# INSTRUCTION
Identify each line containing the word "accuracy" and copy it.

################

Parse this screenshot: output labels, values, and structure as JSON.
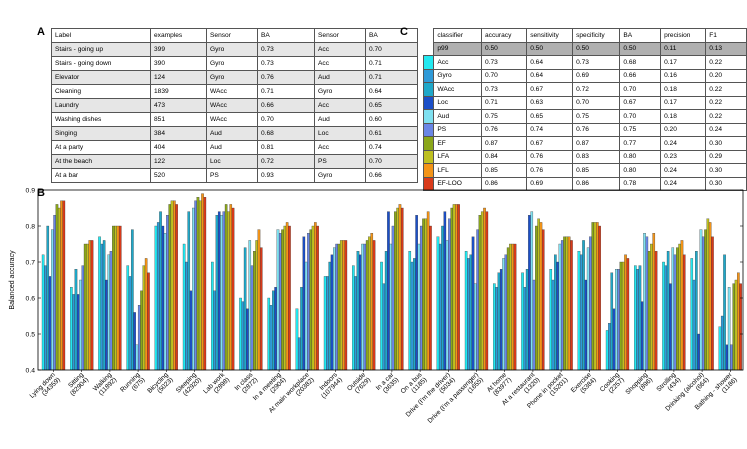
{
  "panel_labels": {
    "a": "A",
    "b": "B",
    "c": "C"
  },
  "table_a": {
    "headers": [
      "Label",
      "examples",
      "Sensor",
      "BA",
      "Sensor",
      "BA"
    ],
    "rows": [
      [
        "Stairs - going up",
        "399",
        "Gyro",
        "0.73",
        "Acc",
        "0.70"
      ],
      [
        "Stairs - going down",
        "390",
        "Gyro",
        "0.73",
        "Acc",
        "0.71"
      ],
      [
        "Elevator",
        "124",
        "Gyro",
        "0.76",
        "Aud",
        "0.71"
      ],
      [
        "Cleaning",
        "1839",
        "WAcc",
        "0.71",
        "Gyro",
        "0.64"
      ],
      [
        "Laundry",
        "473",
        "WAcc",
        "0.66",
        "Acc",
        "0.65"
      ],
      [
        "Washing dishes",
        "851",
        "WAcc",
        "0.70",
        "Aud",
        "0.60"
      ],
      [
        "Singing",
        "384",
        "Aud",
        "0.68",
        "Loc",
        "0.61"
      ],
      [
        "At a party",
        "404",
        "Aud",
        "0.81",
        "Acc",
        "0.74"
      ],
      [
        "At the beach",
        "122",
        "Loc",
        "0.72",
        "PS",
        "0.70"
      ],
      [
        "At a bar",
        "520",
        "PS",
        "0.93",
        "Gyro",
        "0.66"
      ]
    ]
  },
  "table_c": {
    "headers": [
      "classifier",
      "accuracy",
      "sensitivity",
      "specificity",
      "BA",
      "precision",
      "F1"
    ],
    "rows": [
      {
        "name": "p99",
        "color": "",
        "values": [
          "0.50",
          "0.50",
          "0.50",
          "0.50",
          "0.11",
          "0.13"
        ]
      },
      {
        "name": "Acc",
        "color": "#22e8f0",
        "values": [
          "0.73",
          "0.64",
          "0.73",
          "0.68",
          "0.17",
          "0.22"
        ]
      },
      {
        "name": "Gyro",
        "color": "#2f9ad8",
        "values": [
          "0.70",
          "0.64",
          "0.69",
          "0.66",
          "0.16",
          "0.20"
        ]
      },
      {
        "name": "WAcc",
        "color": "#1fa8c9",
        "values": [
          "0.73",
          "0.67",
          "0.72",
          "0.70",
          "0.18",
          "0.22"
        ]
      },
      {
        "name": "Loc",
        "color": "#1b4fc8",
        "values": [
          "0.71",
          "0.63",
          "0.70",
          "0.67",
          "0.17",
          "0.22"
        ]
      },
      {
        "name": "Aud",
        "color": "#7fe0f0",
        "values": [
          "0.75",
          "0.65",
          "0.75",
          "0.70",
          "0.18",
          "0.22"
        ]
      },
      {
        "name": "PS",
        "color": "#6a86e6",
        "values": [
          "0.76",
          "0.74",
          "0.76",
          "0.75",
          "0.20",
          "0.24"
        ]
      },
      {
        "name": "EF",
        "color": "#8aa61a",
        "values": [
          "0.87",
          "0.67",
          "0.87",
          "0.77",
          "0.24",
          "0.30"
        ]
      },
      {
        "name": "LFA",
        "color": "#bec020",
        "values": [
          "0.84",
          "0.76",
          "0.83",
          "0.80",
          "0.23",
          "0.29"
        ]
      },
      {
        "name": "LFL",
        "color": "#f39418",
        "values": [
          "0.85",
          "0.76",
          "0.85",
          "0.80",
          "0.24",
          "0.30"
        ]
      },
      {
        "name": "EF-LOO",
        "color": "#d93a1a",
        "values": [
          "0.86",
          "0.69",
          "0.86",
          "0.78",
          "0.24",
          "0.30"
        ]
      }
    ]
  },
  "chart_data": {
    "type": "bar",
    "title": "",
    "xlabel": "",
    "ylabel": "Balanced accuracy",
    "ylim": [
      0.4,
      0.9
    ],
    "yticks": [
      "0.4",
      "0.5",
      "0.6",
      "0.7",
      "0.8",
      "0.9"
    ],
    "grid": false,
    "series_names": [
      "Acc",
      "Gyro",
      "WAcc",
      "Loc",
      "Aud",
      "PS",
      "EF",
      "LFA",
      "LFL",
      "EF-LOO"
    ],
    "series_colors": [
      "#22e8f0",
      "#2f9ad8",
      "#1fa8c9",
      "#1b4fc8",
      "#7fe0f0",
      "#6a86e6",
      "#8aa61a",
      "#bec020",
      "#f39418",
      "#d93a1a"
    ],
    "categories": [
      {
        "label": "Lying down",
        "count": "(34359)",
        "values": [
          0.72,
          0.69,
          0.8,
          0.66,
          0.79,
          0.83,
          0.86,
          0.85,
          0.87,
          0.87
        ]
      },
      {
        "label": "Sitting",
        "count": "(82904)",
        "values": [
          0.63,
          0.61,
          0.68,
          0.61,
          0.65,
          0.69,
          0.75,
          0.75,
          0.76,
          0.76
        ]
      },
      {
        "label": "Walking",
        "count": "(11892)",
        "values": [
          0.77,
          0.75,
          0.76,
          0.65,
          0.72,
          0.73,
          0.8,
          0.8,
          0.8,
          0.8
        ]
      },
      {
        "label": "Running",
        "count": "(675)",
        "values": [
          0.69,
          0.66,
          0.79,
          0.56,
          0.47,
          0.58,
          0.62,
          0.69,
          0.71,
          0.67
        ]
      },
      {
        "label": "Bicycling",
        "count": "(5023)",
        "values": [
          0.8,
          0.81,
          0.84,
          0.8,
          0.78,
          0.83,
          0.86,
          0.87,
          0.87,
          0.86
        ]
      },
      {
        "label": "Sleeping",
        "count": "(42920)",
        "values": [
          0.75,
          0.7,
          0.84,
          0.62,
          0.85,
          0.87,
          0.88,
          0.87,
          0.89,
          0.88
        ]
      },
      {
        "label": "Lab work",
        "count": "(2898)",
        "values": [
          0.7,
          0.62,
          0.83,
          0.84,
          0.83,
          0.84,
          0.86,
          0.84,
          0.86,
          0.85
        ]
      },
      {
        "label": "In class",
        "count": "(2872)",
        "values": [
          0.6,
          0.59,
          0.74,
          0.57,
          0.76,
          0.69,
          0.73,
          0.76,
          0.79,
          0.74
        ]
      },
      {
        "label": "In a meeting",
        "count": "(2904)",
        "values": [
          0.6,
          0.58,
          0.62,
          0.63,
          0.79,
          0.78,
          0.79,
          0.8,
          0.81,
          0.8
        ]
      },
      {
        "label": "At main workplace",
        "count": "(20382)",
        "values": [
          0.57,
          0.49,
          0.63,
          0.77,
          0.7,
          0.78,
          0.79,
          0.8,
          0.81,
          0.8
        ]
      },
      {
        "label": "Indoors",
        "count": "(107944)",
        "values": [
          0.66,
          0.66,
          0.7,
          0.72,
          0.74,
          0.75,
          0.75,
          0.76,
          0.76,
          0.76
        ]
      },
      {
        "label": "Outside",
        "count": "(7629)",
        "values": [
          0.69,
          0.66,
          0.73,
          0.72,
          0.75,
          0.75,
          0.76,
          0.77,
          0.78,
          0.76
        ]
      },
      {
        "label": "In a car",
        "count": "(3635)",
        "values": [
          0.7,
          0.64,
          0.73,
          0.84,
          0.75,
          0.8,
          0.84,
          0.85,
          0.86,
          0.85
        ]
      },
      {
        "label": "On a bus",
        "count": "(1185)",
        "values": [
          0.73,
          0.7,
          0.71,
          0.83,
          0.75,
          0.8,
          0.82,
          0.82,
          0.84,
          0.8
        ]
      },
      {
        "label": "Drive (I'm the driver)",
        "count": "(5034)",
        "values": [
          0.77,
          0.75,
          0.8,
          0.84,
          0.76,
          0.82,
          0.85,
          0.86,
          0.86,
          0.86
        ]
      },
      {
        "label": "Drive (I'm a passenger)",
        "count": "(1655)",
        "values": [
          0.73,
          0.71,
          0.72,
          0.77,
          0.64,
          0.79,
          0.83,
          0.84,
          0.85,
          0.84
        ]
      },
      {
        "label": "At home",
        "count": "(83977)",
        "values": [
          0.64,
          0.63,
          0.67,
          0.68,
          0.71,
          0.72,
          0.74,
          0.75,
          0.75,
          0.75
        ]
      },
      {
        "label": "At a restaurant",
        "count": "(1320)",
        "values": [
          0.67,
          0.63,
          0.68,
          0.83,
          0.84,
          0.65,
          0.8,
          0.82,
          0.81,
          0.79
        ]
      },
      {
        "label": "Phone in pocket",
        "count": "(15201)",
        "values": [
          0.68,
          0.65,
          0.72,
          0.7,
          0.75,
          0.76,
          0.77,
          0.77,
          0.77,
          0.76
        ]
      },
      {
        "label": "Exercise",
        "count": "(5384)",
        "values": [
          0.73,
          0.72,
          0.76,
          0.65,
          0.74,
          0.77,
          0.81,
          0.81,
          0.81,
          0.8
        ]
      },
      {
        "label": "Cooking",
        "count": "(2257)",
        "values": [
          0.51,
          0.53,
          0.67,
          0.57,
          0.68,
          0.68,
          0.7,
          0.7,
          0.72,
          0.71
        ]
      },
      {
        "label": "Shopping",
        "count": "(896)",
        "values": [
          0.69,
          0.68,
          0.69,
          0.59,
          0.78,
          0.77,
          0.73,
          0.75,
          0.78,
          0.73
        ]
      },
      {
        "label": "Strolling",
        "count": "(434)",
        "values": [
          0.7,
          0.69,
          0.73,
          0.64,
          0.74,
          0.72,
          0.74,
          0.75,
          0.76,
          0.72
        ]
      },
      {
        "label": "Drinking (alcohol)",
        "count": "(664)",
        "values": [
          0.71,
          0.65,
          0.73,
          0.5,
          0.79,
          0.77,
          0.79,
          0.82,
          0.81,
          0.77
        ]
      },
      {
        "label": "Bathing - shower",
        "count": "(1186)",
        "values": [
          0.52,
          0.55,
          0.72,
          0.47,
          0.63,
          0.47,
          0.64,
          0.65,
          0.67,
          0.64
        ]
      }
    ]
  }
}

################

# WRITTEN ANSWER
      "accuracy",
    "ylabel": "Balanced accuracy",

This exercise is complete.